→ Your task: If a line of the data contains the word "secondary", it is counted; report how many such lines there are and nothing else.

→ Source data:
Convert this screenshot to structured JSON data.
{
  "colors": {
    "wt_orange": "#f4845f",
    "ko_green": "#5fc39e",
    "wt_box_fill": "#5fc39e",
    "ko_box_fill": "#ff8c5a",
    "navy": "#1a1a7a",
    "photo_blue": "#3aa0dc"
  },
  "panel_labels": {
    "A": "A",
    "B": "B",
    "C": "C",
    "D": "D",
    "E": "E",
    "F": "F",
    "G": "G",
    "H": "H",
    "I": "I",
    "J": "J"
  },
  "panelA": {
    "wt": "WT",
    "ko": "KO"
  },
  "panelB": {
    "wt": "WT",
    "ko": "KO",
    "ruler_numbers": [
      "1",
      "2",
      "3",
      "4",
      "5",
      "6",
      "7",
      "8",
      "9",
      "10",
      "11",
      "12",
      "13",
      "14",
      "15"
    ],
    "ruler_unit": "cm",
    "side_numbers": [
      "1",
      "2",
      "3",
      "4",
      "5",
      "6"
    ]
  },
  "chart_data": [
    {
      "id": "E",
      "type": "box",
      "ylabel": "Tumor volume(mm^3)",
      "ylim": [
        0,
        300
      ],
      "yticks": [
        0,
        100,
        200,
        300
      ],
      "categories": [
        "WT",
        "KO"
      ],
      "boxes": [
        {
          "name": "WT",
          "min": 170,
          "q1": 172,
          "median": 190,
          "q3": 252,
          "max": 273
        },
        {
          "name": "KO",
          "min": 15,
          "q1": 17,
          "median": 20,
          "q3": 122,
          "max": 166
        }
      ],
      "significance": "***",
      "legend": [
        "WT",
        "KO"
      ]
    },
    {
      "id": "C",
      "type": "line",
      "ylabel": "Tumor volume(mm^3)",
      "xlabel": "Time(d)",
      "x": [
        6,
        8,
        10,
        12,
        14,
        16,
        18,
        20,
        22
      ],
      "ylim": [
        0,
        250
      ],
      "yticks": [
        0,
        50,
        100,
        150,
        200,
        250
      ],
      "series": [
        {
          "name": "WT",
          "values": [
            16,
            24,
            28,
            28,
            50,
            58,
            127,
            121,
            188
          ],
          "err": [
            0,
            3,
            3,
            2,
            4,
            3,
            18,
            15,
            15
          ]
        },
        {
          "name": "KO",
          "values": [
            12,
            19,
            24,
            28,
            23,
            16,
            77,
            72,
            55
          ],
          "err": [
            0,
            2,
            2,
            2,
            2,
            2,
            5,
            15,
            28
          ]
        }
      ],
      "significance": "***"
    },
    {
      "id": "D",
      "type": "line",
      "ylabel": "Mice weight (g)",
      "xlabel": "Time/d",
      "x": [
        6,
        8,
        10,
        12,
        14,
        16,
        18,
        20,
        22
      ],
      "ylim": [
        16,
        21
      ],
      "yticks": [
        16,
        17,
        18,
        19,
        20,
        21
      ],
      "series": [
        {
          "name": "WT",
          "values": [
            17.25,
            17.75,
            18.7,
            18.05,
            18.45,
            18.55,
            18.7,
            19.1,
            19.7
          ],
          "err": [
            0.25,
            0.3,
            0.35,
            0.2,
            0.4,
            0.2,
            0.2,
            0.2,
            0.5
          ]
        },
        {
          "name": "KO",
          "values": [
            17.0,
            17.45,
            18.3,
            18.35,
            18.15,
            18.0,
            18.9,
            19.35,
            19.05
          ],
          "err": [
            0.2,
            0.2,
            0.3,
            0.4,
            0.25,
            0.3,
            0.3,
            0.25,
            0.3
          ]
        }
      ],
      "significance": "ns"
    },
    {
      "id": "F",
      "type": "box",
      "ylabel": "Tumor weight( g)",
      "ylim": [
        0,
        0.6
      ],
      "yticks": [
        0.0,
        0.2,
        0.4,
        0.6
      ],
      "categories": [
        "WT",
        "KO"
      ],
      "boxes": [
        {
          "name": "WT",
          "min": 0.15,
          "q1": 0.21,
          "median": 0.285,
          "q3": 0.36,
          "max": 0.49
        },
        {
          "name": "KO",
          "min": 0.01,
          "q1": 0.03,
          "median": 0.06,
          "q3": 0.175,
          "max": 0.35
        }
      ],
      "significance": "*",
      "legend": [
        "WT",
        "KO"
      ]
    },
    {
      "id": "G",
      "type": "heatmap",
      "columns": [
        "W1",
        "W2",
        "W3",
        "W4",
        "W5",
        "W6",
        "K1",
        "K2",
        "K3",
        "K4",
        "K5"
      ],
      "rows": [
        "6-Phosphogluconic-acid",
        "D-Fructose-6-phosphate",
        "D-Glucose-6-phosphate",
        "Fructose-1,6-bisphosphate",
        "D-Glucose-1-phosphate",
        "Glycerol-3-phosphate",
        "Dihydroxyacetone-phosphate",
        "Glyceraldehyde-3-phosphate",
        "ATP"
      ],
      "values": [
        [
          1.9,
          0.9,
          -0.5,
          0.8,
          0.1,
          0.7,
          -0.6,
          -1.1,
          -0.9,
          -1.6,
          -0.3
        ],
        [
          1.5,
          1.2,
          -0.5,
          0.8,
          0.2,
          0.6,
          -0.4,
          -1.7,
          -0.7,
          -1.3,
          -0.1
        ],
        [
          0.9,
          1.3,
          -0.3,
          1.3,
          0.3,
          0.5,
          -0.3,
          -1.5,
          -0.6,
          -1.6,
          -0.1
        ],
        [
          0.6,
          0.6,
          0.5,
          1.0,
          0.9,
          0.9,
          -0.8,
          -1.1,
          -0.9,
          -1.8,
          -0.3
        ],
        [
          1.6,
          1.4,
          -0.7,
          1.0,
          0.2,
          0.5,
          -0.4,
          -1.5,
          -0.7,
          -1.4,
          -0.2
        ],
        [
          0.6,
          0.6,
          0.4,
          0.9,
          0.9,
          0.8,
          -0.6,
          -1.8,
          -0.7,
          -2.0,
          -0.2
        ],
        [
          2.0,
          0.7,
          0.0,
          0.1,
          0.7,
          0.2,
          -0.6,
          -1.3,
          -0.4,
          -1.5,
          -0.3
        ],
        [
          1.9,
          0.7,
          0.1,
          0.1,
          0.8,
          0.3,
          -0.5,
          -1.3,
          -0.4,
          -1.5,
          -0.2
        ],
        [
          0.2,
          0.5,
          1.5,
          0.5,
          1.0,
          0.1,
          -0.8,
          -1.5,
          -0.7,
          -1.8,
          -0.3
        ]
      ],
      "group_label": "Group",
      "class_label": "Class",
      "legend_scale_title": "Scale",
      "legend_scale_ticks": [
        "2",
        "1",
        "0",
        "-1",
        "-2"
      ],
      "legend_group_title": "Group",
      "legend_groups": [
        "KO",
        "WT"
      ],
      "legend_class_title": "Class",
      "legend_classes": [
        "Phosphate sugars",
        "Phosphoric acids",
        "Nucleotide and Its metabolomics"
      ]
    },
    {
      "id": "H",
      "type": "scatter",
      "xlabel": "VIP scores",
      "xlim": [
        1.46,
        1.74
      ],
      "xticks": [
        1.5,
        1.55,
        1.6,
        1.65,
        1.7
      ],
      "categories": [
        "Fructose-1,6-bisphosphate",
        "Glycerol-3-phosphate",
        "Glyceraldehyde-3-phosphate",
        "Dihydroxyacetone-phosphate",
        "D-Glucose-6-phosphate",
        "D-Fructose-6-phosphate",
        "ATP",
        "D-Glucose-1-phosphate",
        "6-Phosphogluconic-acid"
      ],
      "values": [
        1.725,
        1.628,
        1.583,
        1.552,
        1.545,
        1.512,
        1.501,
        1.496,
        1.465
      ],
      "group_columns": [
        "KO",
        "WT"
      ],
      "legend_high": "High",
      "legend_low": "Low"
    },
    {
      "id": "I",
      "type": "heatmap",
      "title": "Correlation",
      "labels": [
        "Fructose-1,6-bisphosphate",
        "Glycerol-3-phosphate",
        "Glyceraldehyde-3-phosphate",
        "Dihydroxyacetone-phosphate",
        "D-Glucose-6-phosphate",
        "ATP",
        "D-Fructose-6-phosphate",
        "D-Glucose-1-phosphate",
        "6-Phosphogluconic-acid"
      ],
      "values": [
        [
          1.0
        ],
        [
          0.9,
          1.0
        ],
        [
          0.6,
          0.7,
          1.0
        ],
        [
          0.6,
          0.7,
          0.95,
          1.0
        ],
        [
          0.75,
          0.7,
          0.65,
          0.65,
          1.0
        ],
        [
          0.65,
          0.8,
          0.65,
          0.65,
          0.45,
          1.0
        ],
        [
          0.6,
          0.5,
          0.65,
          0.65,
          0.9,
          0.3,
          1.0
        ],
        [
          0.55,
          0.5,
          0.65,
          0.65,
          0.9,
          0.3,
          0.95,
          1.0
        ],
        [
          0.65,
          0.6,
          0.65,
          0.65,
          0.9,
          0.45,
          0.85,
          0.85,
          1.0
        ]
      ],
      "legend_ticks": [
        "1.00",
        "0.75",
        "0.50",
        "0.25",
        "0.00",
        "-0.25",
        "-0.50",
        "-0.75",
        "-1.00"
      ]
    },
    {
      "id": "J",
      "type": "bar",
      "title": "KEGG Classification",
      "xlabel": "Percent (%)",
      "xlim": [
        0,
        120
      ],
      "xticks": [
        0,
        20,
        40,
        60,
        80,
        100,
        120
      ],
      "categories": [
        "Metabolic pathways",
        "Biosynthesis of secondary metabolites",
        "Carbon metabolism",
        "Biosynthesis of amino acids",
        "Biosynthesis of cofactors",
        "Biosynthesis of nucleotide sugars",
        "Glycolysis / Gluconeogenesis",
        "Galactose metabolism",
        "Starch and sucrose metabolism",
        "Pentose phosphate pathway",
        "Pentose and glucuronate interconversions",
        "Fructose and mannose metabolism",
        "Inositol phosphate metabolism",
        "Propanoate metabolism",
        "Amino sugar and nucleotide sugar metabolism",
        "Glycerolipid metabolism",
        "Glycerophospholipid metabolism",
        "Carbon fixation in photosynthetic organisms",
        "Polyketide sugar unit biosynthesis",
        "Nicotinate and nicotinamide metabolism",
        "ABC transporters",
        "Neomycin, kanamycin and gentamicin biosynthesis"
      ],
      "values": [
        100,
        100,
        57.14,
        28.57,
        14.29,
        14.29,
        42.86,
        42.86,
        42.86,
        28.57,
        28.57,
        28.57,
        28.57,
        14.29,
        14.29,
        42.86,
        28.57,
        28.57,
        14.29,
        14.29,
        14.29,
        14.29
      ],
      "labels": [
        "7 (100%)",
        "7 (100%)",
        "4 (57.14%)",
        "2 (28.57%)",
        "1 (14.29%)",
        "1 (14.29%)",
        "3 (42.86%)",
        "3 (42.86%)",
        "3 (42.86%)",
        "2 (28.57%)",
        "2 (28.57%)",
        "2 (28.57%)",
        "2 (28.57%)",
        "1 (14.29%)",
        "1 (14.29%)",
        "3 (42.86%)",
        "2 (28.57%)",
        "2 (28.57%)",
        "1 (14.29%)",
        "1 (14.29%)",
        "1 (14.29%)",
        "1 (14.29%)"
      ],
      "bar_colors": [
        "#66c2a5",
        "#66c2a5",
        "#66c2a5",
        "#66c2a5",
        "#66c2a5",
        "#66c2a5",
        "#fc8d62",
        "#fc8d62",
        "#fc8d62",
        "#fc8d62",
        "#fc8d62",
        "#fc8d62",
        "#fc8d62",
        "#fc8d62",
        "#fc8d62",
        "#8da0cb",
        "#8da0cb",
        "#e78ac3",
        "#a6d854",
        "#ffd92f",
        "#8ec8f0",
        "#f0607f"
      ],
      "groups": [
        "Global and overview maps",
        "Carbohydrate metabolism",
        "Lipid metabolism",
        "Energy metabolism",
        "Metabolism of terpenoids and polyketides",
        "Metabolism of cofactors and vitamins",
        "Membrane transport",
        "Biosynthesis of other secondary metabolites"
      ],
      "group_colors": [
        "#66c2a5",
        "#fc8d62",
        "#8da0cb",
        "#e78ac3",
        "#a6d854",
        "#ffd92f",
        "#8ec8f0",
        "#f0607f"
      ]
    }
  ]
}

→ Solved problem: 2